Action item — The data must be returned exactly. No line may be left out.

+++ Data extract

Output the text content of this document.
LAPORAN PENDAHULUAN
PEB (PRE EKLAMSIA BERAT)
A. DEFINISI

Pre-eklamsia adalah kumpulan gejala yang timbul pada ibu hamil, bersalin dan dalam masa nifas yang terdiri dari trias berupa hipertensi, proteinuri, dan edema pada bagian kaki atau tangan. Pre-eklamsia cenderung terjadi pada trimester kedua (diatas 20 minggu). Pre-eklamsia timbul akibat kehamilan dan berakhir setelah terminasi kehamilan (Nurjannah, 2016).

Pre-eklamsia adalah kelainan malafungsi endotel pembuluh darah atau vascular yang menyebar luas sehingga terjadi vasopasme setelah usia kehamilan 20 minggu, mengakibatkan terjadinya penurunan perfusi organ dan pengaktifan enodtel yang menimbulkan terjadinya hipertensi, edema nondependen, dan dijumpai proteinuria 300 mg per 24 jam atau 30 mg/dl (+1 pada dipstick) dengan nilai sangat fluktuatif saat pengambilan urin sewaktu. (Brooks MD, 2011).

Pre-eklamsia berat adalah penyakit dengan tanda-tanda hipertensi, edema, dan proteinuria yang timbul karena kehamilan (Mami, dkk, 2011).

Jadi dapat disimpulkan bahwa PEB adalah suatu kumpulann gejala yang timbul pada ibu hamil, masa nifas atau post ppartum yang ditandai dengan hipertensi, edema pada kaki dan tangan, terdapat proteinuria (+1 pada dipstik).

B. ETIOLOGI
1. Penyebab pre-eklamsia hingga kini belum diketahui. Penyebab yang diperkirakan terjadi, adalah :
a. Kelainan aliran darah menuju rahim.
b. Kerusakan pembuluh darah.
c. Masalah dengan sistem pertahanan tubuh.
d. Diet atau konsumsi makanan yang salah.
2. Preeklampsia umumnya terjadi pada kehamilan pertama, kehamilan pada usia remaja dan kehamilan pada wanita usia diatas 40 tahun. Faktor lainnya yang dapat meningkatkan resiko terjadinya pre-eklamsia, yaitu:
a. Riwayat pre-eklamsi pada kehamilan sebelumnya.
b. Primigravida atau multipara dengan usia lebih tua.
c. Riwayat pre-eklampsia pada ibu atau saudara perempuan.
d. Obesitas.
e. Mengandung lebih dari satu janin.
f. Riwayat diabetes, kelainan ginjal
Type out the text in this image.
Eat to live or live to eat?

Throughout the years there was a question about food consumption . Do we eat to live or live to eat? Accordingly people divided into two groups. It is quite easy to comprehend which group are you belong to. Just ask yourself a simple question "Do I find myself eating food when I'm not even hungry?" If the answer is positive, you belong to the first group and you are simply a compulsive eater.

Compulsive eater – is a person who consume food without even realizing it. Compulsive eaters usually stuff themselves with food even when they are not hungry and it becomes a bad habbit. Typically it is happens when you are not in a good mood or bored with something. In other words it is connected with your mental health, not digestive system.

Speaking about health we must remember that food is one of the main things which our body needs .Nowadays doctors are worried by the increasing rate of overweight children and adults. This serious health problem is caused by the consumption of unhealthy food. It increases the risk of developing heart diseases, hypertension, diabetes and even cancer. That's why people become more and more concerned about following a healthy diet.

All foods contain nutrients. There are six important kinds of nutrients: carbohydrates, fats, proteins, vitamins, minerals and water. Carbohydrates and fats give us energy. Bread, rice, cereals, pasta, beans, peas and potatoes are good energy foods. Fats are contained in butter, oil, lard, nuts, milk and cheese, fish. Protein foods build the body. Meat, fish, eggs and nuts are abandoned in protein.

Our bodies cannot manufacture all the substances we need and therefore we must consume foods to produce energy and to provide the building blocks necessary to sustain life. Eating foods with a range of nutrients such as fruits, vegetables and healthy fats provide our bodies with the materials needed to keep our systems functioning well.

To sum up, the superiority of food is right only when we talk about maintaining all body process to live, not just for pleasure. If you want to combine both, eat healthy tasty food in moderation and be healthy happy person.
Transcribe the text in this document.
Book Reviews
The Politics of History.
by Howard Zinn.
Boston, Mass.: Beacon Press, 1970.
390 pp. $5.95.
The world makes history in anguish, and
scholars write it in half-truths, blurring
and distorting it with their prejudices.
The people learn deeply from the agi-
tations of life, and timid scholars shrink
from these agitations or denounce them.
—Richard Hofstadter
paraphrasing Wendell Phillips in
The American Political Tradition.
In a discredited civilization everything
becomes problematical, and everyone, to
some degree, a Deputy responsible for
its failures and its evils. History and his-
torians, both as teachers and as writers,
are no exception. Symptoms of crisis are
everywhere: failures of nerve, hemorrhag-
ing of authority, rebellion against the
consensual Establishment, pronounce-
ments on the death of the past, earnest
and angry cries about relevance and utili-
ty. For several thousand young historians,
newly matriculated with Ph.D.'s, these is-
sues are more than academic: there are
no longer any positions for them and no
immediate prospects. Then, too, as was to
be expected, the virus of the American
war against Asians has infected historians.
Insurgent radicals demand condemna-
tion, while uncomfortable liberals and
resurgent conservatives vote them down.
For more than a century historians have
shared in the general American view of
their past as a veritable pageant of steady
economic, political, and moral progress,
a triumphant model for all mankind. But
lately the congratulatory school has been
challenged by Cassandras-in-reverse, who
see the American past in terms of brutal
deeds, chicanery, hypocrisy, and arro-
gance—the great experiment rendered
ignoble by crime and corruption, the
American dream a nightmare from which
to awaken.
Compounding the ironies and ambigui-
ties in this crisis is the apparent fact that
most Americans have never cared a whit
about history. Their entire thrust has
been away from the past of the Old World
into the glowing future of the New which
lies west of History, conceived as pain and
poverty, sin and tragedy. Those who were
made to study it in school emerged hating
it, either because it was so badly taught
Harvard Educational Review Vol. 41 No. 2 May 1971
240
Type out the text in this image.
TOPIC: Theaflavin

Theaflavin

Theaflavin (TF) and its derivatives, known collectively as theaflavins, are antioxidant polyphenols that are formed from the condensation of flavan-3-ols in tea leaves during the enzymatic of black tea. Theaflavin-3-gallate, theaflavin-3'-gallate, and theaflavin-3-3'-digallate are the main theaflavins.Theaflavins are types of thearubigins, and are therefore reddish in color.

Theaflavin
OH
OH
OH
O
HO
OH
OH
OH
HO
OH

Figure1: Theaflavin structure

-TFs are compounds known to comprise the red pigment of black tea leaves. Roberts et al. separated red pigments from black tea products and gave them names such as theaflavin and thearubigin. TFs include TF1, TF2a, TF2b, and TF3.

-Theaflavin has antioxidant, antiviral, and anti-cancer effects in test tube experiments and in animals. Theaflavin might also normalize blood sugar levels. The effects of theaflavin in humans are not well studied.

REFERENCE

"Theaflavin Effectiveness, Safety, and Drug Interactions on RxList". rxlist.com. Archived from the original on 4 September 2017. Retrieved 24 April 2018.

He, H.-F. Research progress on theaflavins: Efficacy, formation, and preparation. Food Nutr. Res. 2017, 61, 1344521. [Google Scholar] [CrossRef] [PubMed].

++++++

Task result —
Output the text content of this document.
LAPORAN PENDAHULUAN
PEB (PRE EKLAMSIA BERAT)
A. DEFINISI

Pre-eklamsia adalah kumpulan gejala yang timbul pada ibu hamil, bersalin dan dalam masa nifas yang terdiri dari trias berupa hipertensi, proteinuri, dan edema pada bagian kaki atau tangan. Pre-eklamsia cenderung terjadi pada trimester kedua (diatas 20 minggu). Pre-eklamsia timbul akibat kehamilan dan berakhir setelah terminasi kehamilan (Nurjannah, 2016).

Pre-eklamsia adalah kelainan malafungsi endotel pembuluh darah atau vascular yang menyebar luas sehingga terjadi vasopasme setelah usia kehamilan 20 minggu, mengakibatkan terjadinya penurunan perfusi organ dan pengaktifan enodtel yang menimbulkan terjadinya hipertensi, edema nondependen, dan dijumpai proteinuria 300 mg per 24 jam atau 30 mg/dl (+1 pada dipstick) dengan nilai sangat fluktuatif saat pengambilan urin sewaktu. (Brooks MD, 2011).

Pre-eklamsia berat adalah penyakit dengan tanda-tanda hipertensi, edema, dan proteinuria yang timbul karena kehamilan (Mami, dkk, 2011).

Jadi dapat disimpulkan bahwa PEB adalah suatu kumpulann gejala yang timbul pada ibu hamil, masa nifas atau post ppartum yang ditandai dengan hipertensi, edema pada kaki dan tangan, terdapat proteinuria (+1 pada dipstik).

B. ETIOLOGI
1. Penyebab pre-eklamsia hingga kini belum diketahui. Penyebab yang diperkirakan terjadi, adalah :
a. Kelainan aliran darah menuju rahim.
b. Kerusakan pembuluh darah.
c. Masalah dengan sistem pertahanan tubuh.
d. Diet atau konsumsi makanan yang salah.
2. Preeklampsia umumnya terjadi pada kehamilan pertama, kehamilan pada usia remaja dan kehamilan pada wanita usia diatas 40 tahun. Faktor lainnya yang dapat meningkatkan resiko terjadinya pre-eklamsia, yaitu:
a. Riwayat pre-eklamsi pada kehamilan sebelumnya.
b. Primigravida atau multipara dengan usia lebih tua.
c. Riwayat pre-eklampsia pada ibu atau saudara perempuan.
d. Obesitas.
e. Mengandung lebih dari satu janin.
f. Riwayat diabetes, kelainan ginjal
Type out the text in this image.
Eat to live or live to eat?

Throughout the years there was a question about food consumption . Do we eat to live or live to eat? Accordingly people divided into two groups. It is quite easy to comprehend which group are you belong to. Just ask yourself a simple question "Do I find myself eating food when I'm not even hungry?" If the answer is positive, you belong to the first group and you are simply a compulsive eater.

Compulsive eater – is a person who consume food without even realizing it. Compulsive eaters usually stuff themselves with food even when they are not hungry and it becomes a bad habbit. Typically it is happens when you are not in a good mood or bored with something. In other words it is connected with your mental health, not digestive system.

Speaking about health we must remember that food is one of the main things which our body needs .Nowadays doctors are worried by the increasing rate of overweight children and adults. This serious health problem is caused by the consumption of unhealthy food. It increases the risk of developing heart diseases, hypertension, diabetes and even cancer. That's why people become more and more concerned about following a healthy diet.

All foods contain nutrients. There are six important kinds of nutrients: carbohydrates, fats, proteins, vitamins, minerals and water. Carbohydrates and fats give us energy. Bread, rice, cereals, pasta, beans, peas and potatoes are good energy foods. Fats are contained in butter, oil, lard, nuts, milk and cheese, fish. Protein foods build the body. Meat, fish, eggs and nuts are abandoned in protein.

Our bodies cannot manufacture all the substances we need and therefore we must consume foods to produce energy and to provide the building blocks necessary to sustain life. Eating foods with a range of nutrients such as fruits, vegetables and healthy fats provide our bodies with the materials needed to keep our systems functioning well.

To sum up, the superiority of food is right only when we talk about maintaining all body process to live, not just for pleasure. If you want to combine both, eat healthy tasty food in moderation and be healthy happy person.
Transcribe the text in this document.
Book Reviews
The Politics of History.
by Howard Zinn.
Boston, Mass.: Beacon Press, 1970.
390 pp. $5.95.
The world makes history in anguish, and
scholars write it in half-truths, blurring
and distorting it with their prejudices.
The people learn deeply from the agi-
tations of life, and timid scholars shrink
from these agitations or denounce them.
—Richard Hofstadter
paraphrasing Wendell Phillips in
The American Political Tradition.
In a discredited civilization everything
becomes problematical, and everyone, to
some degree, a Deputy responsible for
its failures and its evils. History and his-
torians, both as teachers and as writers,
are no exception. Symptoms of crisis are
everywhere: failures of nerve, hemorrhag-
ing of authority, rebellion against the
consensual Establishment, pronounce-
ments on the death of the past, earnest
and angry cries about relevance and utili-
ty. For several thousand young historians,
newly matriculated with Ph.D.'s, these is-
sues are more than academic: there are
no longer any positions for them and no
immediate prospects. Then, too, as was to
be expected, the virus of the American
war against Asians has infected historians.
Insurgent radicals demand condemna-
tion, while uncomfortable liberals and
resurgent conservatives vote them down.
For more than a century historians have
shared in the general American view of
their past as a veritable pageant of steady
economic, political, and moral progress,
a triumphant model for all mankind. But
lately the congratulatory school has been
challenged by Cassandras-in-reverse, who
see the American past in terms of brutal
deeds, chicanery, hypocrisy, and arro-
gance—the great experiment rendered
ignoble by crime and corruption, the
American dream a nightmare from which
to awaken.
Compounding the ironies and ambigui-
ties in this crisis is the apparent fact that
most Americans have never cared a whit
about history. Their entire thrust has
been away from the past of the Old World
into the glowing future of the New which
lies west of History, conceived as pain and
poverty, sin and tragedy. Those who were
made to study it in school emerged hating
it, either because it was so badly taught
Harvard Educational Review Vol. 41 No. 2 May 1971
240
Type out the text in this image.
TOPIC: Theaflavin

Theaflavin

Theaflavin (TF) and its derivatives, known collectively as theaflavins, are antioxidant polyphenols that are formed from the condensation of flavan-3-ols in tea leaves during the enzymatic of black tea. Theaflavin-3-gallate, theaflavin-3'-gallate, and theaflavin-3-3'-digallate are the main theaflavins.Theaflavins are types of thearubigins, and are therefore reddish in color.

Theaflavin
OH
OH
OH
O
HO
OH
OH
OH
HO
OH

Figure1: Theaflavin structure

-TFs are compounds known to comprise the red pigment of black tea leaves. Roberts et al. separated red pigments from black tea products and gave them names such as theaflavin and thearubigin. TFs include TF1, TF2a, TF2b, and TF3.

-Theaflavin has antioxidant, antiviral, and anti-cancer effects in test tube experiments and in animals. Theaflavin might also normalize blood sugar levels. The effects of theaflavin in humans are not well studied.

REFERENCE

"Theaflavin Effectiveness, Safety, and Drug Interactions on RxList". rxlist.com. Archived from the original on 4 September 2017. Retrieved 24 April 2018.

He, H.-F. Research progress on theaflavins: Efficacy, formation, and preparation. Food Nutr. Res. 2017, 61, 1344521. [Google Scholar] [CrossRef] [PubMed].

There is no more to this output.